(Chart and figure data)
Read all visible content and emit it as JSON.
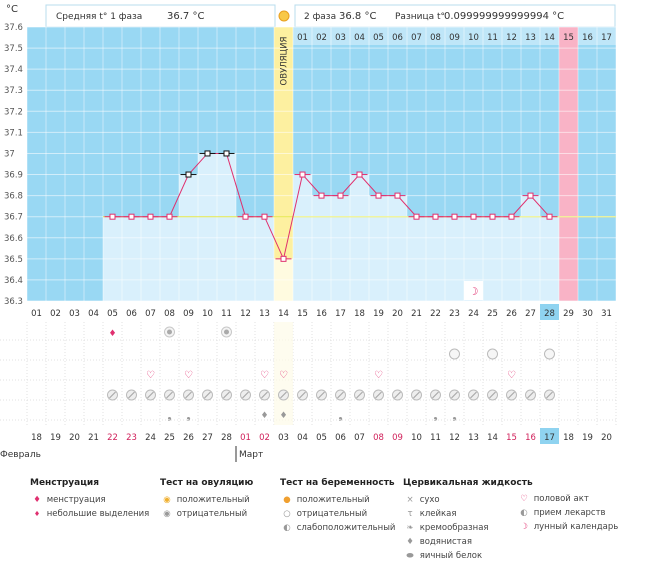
{
  "header": {
    "phase1_label": "Средняя t° 1 фаза",
    "phase1_value": "36.7 °C",
    "phase2_label": "2 фаза",
    "phase2_value": "36.8 °C",
    "diff_label": "Разница t°",
    "diff_value": "0.099999999999994 °C",
    "unit": "°C",
    "ovulation_label": "ОВУЛЯЦИЯ"
  },
  "chart_data": {
    "type": "line",
    "title": "",
    "ylabel": "°C",
    "ylim": [
      36.3,
      37.6
    ],
    "y_ticks": [
      "36.3",
      "36.4",
      "36.5",
      "36.6",
      "36.7",
      "36.8",
      "36.9",
      "37",
      "37.1",
      "37.2",
      "37.3",
      "37.4",
      "37.5",
      "37.6"
    ],
    "coverline": 36.7,
    "cycle_days": [
      "01",
      "02",
      "03",
      "04",
      "05",
      "06",
      "07",
      "08",
      "09",
      "10",
      "11",
      "12",
      "13",
      "14",
      "15",
      "16",
      "17",
      "18",
      "19",
      "20",
      "21",
      "22",
      "23",
      "24",
      "25",
      "26",
      "27",
      "28",
      "29",
      "30",
      "31"
    ],
    "phase2_days": [
      "01",
      "02",
      "03",
      "04",
      "05",
      "06",
      "07",
      "08",
      "09",
      "10",
      "11",
      "12",
      "13",
      "14",
      "15",
      "16",
      "17"
    ],
    "dates": [
      "18",
      "19",
      "20",
      "21",
      "22",
      "23",
      "24",
      "25",
      "26",
      "27",
      "28",
      "01",
      "02",
      "03",
      "04",
      "05",
      "06",
      "07",
      "08",
      "09",
      "10",
      "11",
      "12",
      "13",
      "14",
      "15",
      "16",
      "17",
      "18",
      "19",
      "20"
    ],
    "weekend_dates_index": [
      4,
      5,
      11,
      12,
      18,
      19,
      25,
      26
    ],
    "months": [
      "Февраль",
      "Март"
    ],
    "temperatures": [
      null,
      null,
      null,
      null,
      36.7,
      36.7,
      36.7,
      36.7,
      36.9,
      37.0,
      37.0,
      36.7,
      36.7,
      36.5,
      36.9,
      36.8,
      36.8,
      36.9,
      36.8,
      36.8,
      36.7,
      36.7,
      36.7,
      36.7,
      36.7,
      36.7,
      36.8,
      36.7,
      null,
      null,
      null
    ],
    "ovulation_day_index": 13,
    "today_day_index": 27,
    "period_day_index": 28
  },
  "rows": {
    "menstruation": [
      4
    ],
    "ovulation_test": [
      7,
      10
    ],
    "pregnancy_test": [
      22,
      24,
      27
    ],
    "intercourse": [
      6,
      8,
      12,
      13,
      18,
      25
    ],
    "pills": [
      4,
      5,
      6,
      7,
      8,
      9,
      10,
      11,
      12,
      13,
      14,
      15,
      16,
      17,
      18,
      19,
      20,
      21,
      22,
      23,
      24,
      25,
      26,
      27
    ],
    "cervical": [
      {
        "i": 7,
        "k": "creamy"
      },
      {
        "i": 8,
        "k": "creamy"
      },
      {
        "i": 12,
        "k": "watery"
      },
      {
        "i": 13,
        "k": "watery"
      },
      {
        "i": 16,
        "k": "creamy"
      },
      {
        "i": 21,
        "k": "creamy"
      },
      {
        "i": 22,
        "k": "creamy"
      }
    ],
    "moon": [
      23
    ]
  },
  "legend": {
    "menstruation": {
      "title": "Менструация",
      "items": [
        "менструация",
        "небольшие выделения"
      ]
    },
    "ovulation_test": {
      "title": "Тест на овуляцию",
      "items": [
        "положительный",
        "отрицательный"
      ]
    },
    "pregnancy_test": {
      "title": "Тест на беременность",
      "items": [
        "положительный",
        "отрицательный",
        "слабоположительный"
      ]
    },
    "cervical": {
      "title": "Цервикальная жидкость",
      "items": [
        "сухо",
        "клейкая",
        "кремообразная",
        "водянистая",
        "яичный белок"
      ]
    },
    "other": {
      "items": [
        "половой акт",
        "прием лекарств",
        "лунный календарь"
      ]
    }
  },
  "colors": {
    "sky": "#99d8f3",
    "bar": "#d9f0fc",
    "ovulation": "#fdf0a0",
    "period": "#f9b3c6",
    "today": "#8fd3f0",
    "line": "#e0306e",
    "coverline": "#e6e84a",
    "grid": "#ffffff"
  }
}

→ **Given task**
Repeat the records above exactly, omitting every picture.

→ **Solved exercise**
Read all visible content and emit it as JSON.
{
  "header": {
    "phase1_label": "Средняя t° 1 фаза",
    "phase1_value": "36.7 °C",
    "phase2_label": "2 фаза",
    "phase2_value": "36.8 °C",
    "diff_label": "Разница t°",
    "diff_value": "0.099999999999994 °C",
    "unit": "°C",
    "ovulation_label": "ОВУЛЯЦИЯ"
  },
  "chart_data": {
    "type": "line",
    "title": "",
    "ylabel": "°C",
    "ylim": [
      36.3,
      37.6
    ],
    "y_ticks": [
      "36.3",
      "36.4",
      "36.5",
      "36.6",
      "36.7",
      "36.8",
      "36.9",
      "37",
      "37.1",
      "37.2",
      "37.3",
      "37.4",
      "37.5",
      "37.6"
    ],
    "coverline": 36.7,
    "cycle_days": [
      "01",
      "02",
      "03",
      "04",
      "05",
      "06",
      "07",
      "08",
      "09",
      "10",
      "11",
      "12",
      "13",
      "14",
      "15",
      "16",
      "17",
      "18",
      "19",
      "20",
      "21",
      "22",
      "23",
      "24",
      "25",
      "26",
      "27",
      "28",
      "29",
      "30",
      "31"
    ],
    "phase2_days": [
      "01",
      "02",
      "03",
      "04",
      "05",
      "06",
      "07",
      "08",
      "09",
      "10",
      "11",
      "12",
      "13",
      "14",
      "15",
      "16",
      "17"
    ],
    "dates": [
      "18",
      "19",
      "20",
      "21",
      "22",
      "23",
      "24",
      "25",
      "26",
      "27",
      "28",
      "01",
      "02",
      "03",
      "04",
      "05",
      "06",
      "07",
      "08",
      "09",
      "10",
      "11",
      "12",
      "13",
      "14",
      "15",
      "16",
      "17",
      "18",
      "19",
      "20"
    ],
    "weekend_dates_index": [
      4,
      5,
      11,
      12,
      18,
      19,
      25,
      26
    ],
    "months": [
      "Февраль",
      "Март"
    ],
    "temperatures": [
      null,
      null,
      null,
      null,
      36.7,
      36.7,
      36.7,
      36.7,
      36.9,
      37.0,
      37.0,
      36.7,
      36.7,
      36.5,
      36.9,
      36.8,
      36.8,
      36.9,
      36.8,
      36.8,
      36.7,
      36.7,
      36.7,
      36.7,
      36.7,
      36.7,
      36.8,
      36.7,
      null,
      null,
      null
    ],
    "ovulation_day_index": 13,
    "today_day_index": 27,
    "period_day_index": 28
  },
  "rows": {
    "menstruation": [
      4
    ],
    "ovulation_test": [
      7,
      10
    ],
    "pregnancy_test": [
      22,
      24,
      27
    ],
    "intercourse": [
      6,
      8,
      12,
      13,
      18,
      25
    ],
    "pills": [
      4,
      5,
      6,
      7,
      8,
      9,
      10,
      11,
      12,
      13,
      14,
      15,
      16,
      17,
      18,
      19,
      20,
      21,
      22,
      23,
      24,
      25,
      26,
      27
    ],
    "cervical": [
      {
        "i": 7,
        "k": "creamy"
      },
      {
        "i": 8,
        "k": "creamy"
      },
      {
        "i": 12,
        "k": "watery"
      },
      {
        "i": 13,
        "k": "watery"
      },
      {
        "i": 16,
        "k": "creamy"
      },
      {
        "i": 21,
        "k": "creamy"
      },
      {
        "i": 22,
        "k": "creamy"
      }
    ],
    "moon": [
      23
    ]
  },
  "legend": {
    "menstruation": {
      "title": "Менструация",
      "items": [
        "менструация",
        "небольшие выделения"
      ]
    },
    "ovulation_test": {
      "title": "Тест на овуляцию",
      "items": [
        "положительный",
        "отрицательный"
      ]
    },
    "pregnancy_test": {
      "title": "Тест на беременность",
      "items": [
        "положительный",
        "отрицательный",
        "слабоположительный"
      ]
    },
    "cervical": {
      "title": "Цервикальная жидкость",
      "items": [
        "сухо",
        "клейкая",
        "кремообразная",
        "водянистая",
        "яичный белок"
      ]
    },
    "other": {
      "items": [
        "половой акт",
        "прием лекарств",
        "лунный календарь"
      ]
    }
  },
  "colors": {
    "sky": "#99d8f3",
    "bar": "#d9f0fc",
    "ovulation": "#fdf0a0",
    "period": "#f9b3c6",
    "today": "#8fd3f0",
    "line": "#e0306e",
    "coverline": "#e6e84a",
    "grid": "#ffffff"
  }
}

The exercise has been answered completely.